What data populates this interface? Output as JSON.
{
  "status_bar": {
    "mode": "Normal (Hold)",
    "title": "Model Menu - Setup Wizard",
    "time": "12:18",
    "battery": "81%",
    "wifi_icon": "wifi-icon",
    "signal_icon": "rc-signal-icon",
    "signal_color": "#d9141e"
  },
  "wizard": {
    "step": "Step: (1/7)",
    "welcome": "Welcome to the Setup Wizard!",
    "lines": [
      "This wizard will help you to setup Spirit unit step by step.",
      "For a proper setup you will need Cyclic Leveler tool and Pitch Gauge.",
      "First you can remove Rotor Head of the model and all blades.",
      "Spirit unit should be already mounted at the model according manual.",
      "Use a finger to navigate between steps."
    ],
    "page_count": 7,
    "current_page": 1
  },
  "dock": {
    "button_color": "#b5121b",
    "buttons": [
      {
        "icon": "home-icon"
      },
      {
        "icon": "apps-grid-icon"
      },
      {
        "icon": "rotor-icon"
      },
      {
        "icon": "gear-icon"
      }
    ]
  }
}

● What you need to do: Copy the entries above exactly, leaving none out.

● Answer to the task:
What data populates this interface? Output as JSON.
{
  "status_bar": {
    "mode": "Normal (Hold)",
    "title": "Model Menu - Setup Wizard",
    "time": "12:18",
    "battery": "81%",
    "wifi_icon": "wifi-icon",
    "signal_icon": "rc-signal-icon",
    "signal_color": "#d9141e"
  },
  "wizard": {
    "step": "Step: (1/7)",
    "welcome": "Welcome to the Setup Wizard!",
    "lines": [
      "This wizard will help you to setup Spirit unit step by step.",
      "For a proper setup you will need Cyclic Leveler tool and Pitch Gauge.",
      "First you can remove Rotor Head of the model and all blades.",
      "Spirit unit should be already mounted at the model according manual.",
      "Use a finger to navigate between steps."
    ],
    "page_count": 7,
    "current_page": 1
  },
  "dock": {
    "button_color": "#b5121b",
    "buttons": [
      {
        "icon": "home-icon"
      },
      {
        "icon": "apps-grid-icon"
      },
      {
        "icon": "rotor-icon"
      },
      {
        "icon": "gear-icon"
      }
    ]
  }
}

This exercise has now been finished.